**The input**
--- START ---

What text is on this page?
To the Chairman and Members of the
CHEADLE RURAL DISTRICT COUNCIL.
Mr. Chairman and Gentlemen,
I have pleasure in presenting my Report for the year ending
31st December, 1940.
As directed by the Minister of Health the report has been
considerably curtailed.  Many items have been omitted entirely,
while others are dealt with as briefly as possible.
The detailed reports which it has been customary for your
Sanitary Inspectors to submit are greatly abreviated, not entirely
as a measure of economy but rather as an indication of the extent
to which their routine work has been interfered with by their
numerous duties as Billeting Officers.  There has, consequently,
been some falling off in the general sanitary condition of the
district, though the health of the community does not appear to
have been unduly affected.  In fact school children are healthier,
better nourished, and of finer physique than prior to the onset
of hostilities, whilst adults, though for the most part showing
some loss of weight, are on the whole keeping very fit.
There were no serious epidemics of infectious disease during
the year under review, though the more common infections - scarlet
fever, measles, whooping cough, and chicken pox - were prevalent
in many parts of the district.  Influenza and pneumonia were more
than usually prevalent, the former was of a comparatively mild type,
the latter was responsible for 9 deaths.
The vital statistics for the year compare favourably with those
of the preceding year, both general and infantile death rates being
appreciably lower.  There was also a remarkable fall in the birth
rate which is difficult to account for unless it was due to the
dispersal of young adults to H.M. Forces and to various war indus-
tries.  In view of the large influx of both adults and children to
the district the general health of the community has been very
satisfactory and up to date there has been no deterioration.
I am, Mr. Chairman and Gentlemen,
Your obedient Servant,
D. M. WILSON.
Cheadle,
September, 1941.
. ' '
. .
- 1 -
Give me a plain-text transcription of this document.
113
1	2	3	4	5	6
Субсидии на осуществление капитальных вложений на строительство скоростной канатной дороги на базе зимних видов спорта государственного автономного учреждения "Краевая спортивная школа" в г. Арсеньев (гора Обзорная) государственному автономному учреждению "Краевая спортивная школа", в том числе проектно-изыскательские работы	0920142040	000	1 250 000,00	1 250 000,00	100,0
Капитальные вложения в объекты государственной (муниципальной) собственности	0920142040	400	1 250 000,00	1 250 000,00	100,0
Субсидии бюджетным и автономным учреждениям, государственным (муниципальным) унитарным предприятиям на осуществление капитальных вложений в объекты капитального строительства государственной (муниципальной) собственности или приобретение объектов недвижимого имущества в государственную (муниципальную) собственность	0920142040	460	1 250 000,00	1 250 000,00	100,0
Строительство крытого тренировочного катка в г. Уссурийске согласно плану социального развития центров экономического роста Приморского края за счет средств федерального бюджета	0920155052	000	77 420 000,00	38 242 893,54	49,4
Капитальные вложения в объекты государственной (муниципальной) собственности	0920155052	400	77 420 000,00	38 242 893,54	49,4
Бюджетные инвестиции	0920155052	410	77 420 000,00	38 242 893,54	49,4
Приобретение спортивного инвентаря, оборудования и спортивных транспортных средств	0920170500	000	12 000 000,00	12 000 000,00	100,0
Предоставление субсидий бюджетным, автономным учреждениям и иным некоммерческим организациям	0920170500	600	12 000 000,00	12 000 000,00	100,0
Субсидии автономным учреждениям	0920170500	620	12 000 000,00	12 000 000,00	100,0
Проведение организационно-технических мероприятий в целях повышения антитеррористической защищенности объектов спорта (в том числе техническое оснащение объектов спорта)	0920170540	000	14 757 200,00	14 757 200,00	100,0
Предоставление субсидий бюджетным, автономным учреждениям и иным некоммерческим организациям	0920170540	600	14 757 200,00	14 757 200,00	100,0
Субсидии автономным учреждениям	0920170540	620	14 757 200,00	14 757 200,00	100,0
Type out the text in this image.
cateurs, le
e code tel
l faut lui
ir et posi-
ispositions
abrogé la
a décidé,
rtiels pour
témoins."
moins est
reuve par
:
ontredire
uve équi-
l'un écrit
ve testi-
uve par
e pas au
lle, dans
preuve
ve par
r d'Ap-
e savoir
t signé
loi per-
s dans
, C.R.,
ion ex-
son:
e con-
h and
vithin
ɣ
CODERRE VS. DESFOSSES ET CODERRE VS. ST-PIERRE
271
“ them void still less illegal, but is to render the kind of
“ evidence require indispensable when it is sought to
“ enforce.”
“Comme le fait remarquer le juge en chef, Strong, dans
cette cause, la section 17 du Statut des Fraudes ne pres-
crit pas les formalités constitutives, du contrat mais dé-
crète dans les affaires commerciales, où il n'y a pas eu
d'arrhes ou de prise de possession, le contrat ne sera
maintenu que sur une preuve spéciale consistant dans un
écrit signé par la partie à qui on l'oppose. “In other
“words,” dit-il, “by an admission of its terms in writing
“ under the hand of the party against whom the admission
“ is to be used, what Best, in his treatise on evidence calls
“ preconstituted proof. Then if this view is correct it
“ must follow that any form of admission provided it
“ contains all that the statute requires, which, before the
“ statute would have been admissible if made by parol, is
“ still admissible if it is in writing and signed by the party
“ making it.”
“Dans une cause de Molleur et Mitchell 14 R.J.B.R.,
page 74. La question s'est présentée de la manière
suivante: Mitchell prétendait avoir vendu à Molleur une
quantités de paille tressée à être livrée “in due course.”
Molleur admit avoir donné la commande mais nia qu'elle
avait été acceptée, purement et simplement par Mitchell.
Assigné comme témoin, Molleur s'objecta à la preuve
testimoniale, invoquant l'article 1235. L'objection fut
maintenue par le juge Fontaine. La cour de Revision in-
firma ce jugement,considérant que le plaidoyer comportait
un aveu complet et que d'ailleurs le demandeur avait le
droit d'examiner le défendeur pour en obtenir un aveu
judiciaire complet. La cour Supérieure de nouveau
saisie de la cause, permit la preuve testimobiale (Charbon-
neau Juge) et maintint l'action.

--- END ---

**Task prompt**
Write every entry out again exactly.

**Solution to the problem**
What text is on this page?
To the Chairman and Members of the
CHEADLE RURAL DISTRICT COUNCIL.
Mr. Chairman and Gentlemen,
I have pleasure in presenting my Report for the year ending
31st December, 1940.
As directed by the Minister of Health the report has been
considerably curtailed.  Many items have been omitted entirely,
while others are dealt with as briefly as possible.
The detailed reports which it has been customary for your
Sanitary Inspectors to submit are greatly abreviated, not entirely
as a measure of economy but rather as an indication of the extent
to which their routine work has been interfered with by their
numerous duties as Billeting Officers.  There has, consequently,
been some falling off in the general sanitary condition of the
district, though the health of the community does not appear to
have been unduly affected.  In fact school children are healthier,
better nourished, and of finer physique than prior to the onset
of hostilities, whilst adults, though for the most part showing
some loss of weight, are on the whole keeping very fit.
There were no serious epidemics of infectious disease during
the year under review, though the more common infections - scarlet
fever, measles, whooping cough, and chicken pox - were prevalent
in many parts of the district.  Influenza and pneumonia were more
than usually prevalent, the former was of a comparatively mild type,
the latter was responsible for 9 deaths.
The vital statistics for the year compare favourably with those
of the preceding year, both general and infantile death rates being
appreciably lower.  There was also a remarkable fall in the birth
rate which is difficult to account for unless it was due to the
dispersal of young adults to H.M. Forces and to various war indus-
tries.  In view of the large influx of both adults and children to
the district the general health of the community has been very
satisfactory and up to date there has been no deterioration.
I am, Mr. Chairman and Gentlemen,
Your obedient Servant,
D. M. WILSON.
Cheadle,
September, 1941.
. ' '
. .
- 1 -
Give me a plain-text transcription of this document.
113
1	2	3	4	5	6
Субсидии на осуществление капитальных вложений на строительство скоростной канатной дороги на базе зимних видов спорта государственного автономного учреждения "Краевая спортивная школа" в г. Арсеньев (гора Обзорная) государственному автономному учреждению "Краевая спортивная школа", в том числе проектно-изыскательские работы	0920142040	000	1 250 000,00	1 250 000,00	100,0
Капитальные вложения в объекты государственной (муниципальной) собственности	0920142040	400	1 250 000,00	1 250 000,00	100,0
Субсидии бюджетным и автономным учреждениям, государственным (муниципальным) унитарным предприятиям на осуществление капитальных вложений в объекты капитального строительства государственной (муниципальной) собственности или приобретение объектов недвижимого имущества в государственную (муниципальную) собственность	0920142040	460	1 250 000,00	1 250 000,00	100,0
Строительство крытого тренировочного катка в г. Уссурийске согласно плану социального развития центров экономического роста Приморского края за счет средств федерального бюджета	0920155052	000	77 420 000,00	38 242 893,54	49,4
Капитальные вложения в объекты государственной (муниципальной) собственности	0920155052	400	77 420 000,00	38 242 893,54	49,4
Бюджетные инвестиции	0920155052	410	77 420 000,00	38 242 893,54	49,4
Приобретение спортивного инвентаря, оборудования и спортивных транспортных средств	0920170500	000	12 000 000,00	12 000 000,00	100,0
Предоставление субсидий бюджетным, автономным учреждениям и иным некоммерческим организациям	0920170500	600	12 000 000,00	12 000 000,00	100,0
Субсидии автономным учреждениям	0920170500	620	12 000 000,00	12 000 000,00	100,0
Проведение организационно-технических мероприятий в целях повышения антитеррористической защищенности объектов спорта (в том числе техническое оснащение объектов спорта)	0920170540	000	14 757 200,00	14 757 200,00	100,0
Предоставление субсидий бюджетным, автономным учреждениям и иным некоммерческим организациям	0920170540	600	14 757 200,00	14 757 200,00	100,0
Субсидии автономным учреждениям	0920170540	620	14 757 200,00	14 757 200,00	100,0
Type out the text in this image.
cateurs, le
e code tel
l faut lui
ir et posi-
ispositions
abrogé la
a décidé,
rtiels pour
témoins."
moins est
reuve par
:
ontredire
uve équi-
l'un écrit
ve testi-
uve par
e pas au
lle, dans
preuve
ve par
r d'Ap-
e savoir
t signé
loi per-
s dans
, C.R.,
ion ex-
son:
e con-
h and
vithin
ɣ
CODERRE VS. DESFOSSES ET CODERRE VS. ST-PIERRE
271
“ them void still less illegal, but is to render the kind of
“ evidence require indispensable when it is sought to
“ enforce.”
“Comme le fait remarquer le juge en chef, Strong, dans
cette cause, la section 17 du Statut des Fraudes ne pres-
crit pas les formalités constitutives, du contrat mais dé-
crète dans les affaires commerciales, où il n'y a pas eu
d'arrhes ou de prise de possession, le contrat ne sera
maintenu que sur une preuve spéciale consistant dans un
écrit signé par la partie à qui on l'oppose. “In other
“words,” dit-il, “by an admission of its terms in writing
“ under the hand of the party against whom the admission
“ is to be used, what Best, in his treatise on evidence calls
“ preconstituted proof. Then if this view is correct it
“ must follow that any form of admission provided it
“ contains all that the statute requires, which, before the
“ statute would have been admissible if made by parol, is
“ still admissible if it is in writing and signed by the party
“ making it.”
“Dans une cause de Molleur et Mitchell 14 R.J.B.R.,
page 74. La question s'est présentée de la manière
suivante: Mitchell prétendait avoir vendu à Molleur une
quantités de paille tressée à être livrée “in due course.”
Molleur admit avoir donné la commande mais nia qu'elle
avait été acceptée, purement et simplement par Mitchell.
Assigné comme témoin, Molleur s'objecta à la preuve
testimoniale, invoquant l'article 1235. L'objection fut
maintenue par le juge Fontaine. La cour de Revision in-
firma ce jugement,considérant que le plaidoyer comportait
un aveu complet et que d'ailleurs le demandeur avait le
droit d'examiner le défendeur pour en obtenir un aveu
judiciaire complet. La cour Supérieure de nouveau
saisie de la cause, permit la preuve testimobiale (Charbon-
neau Juge) et maintint l'action.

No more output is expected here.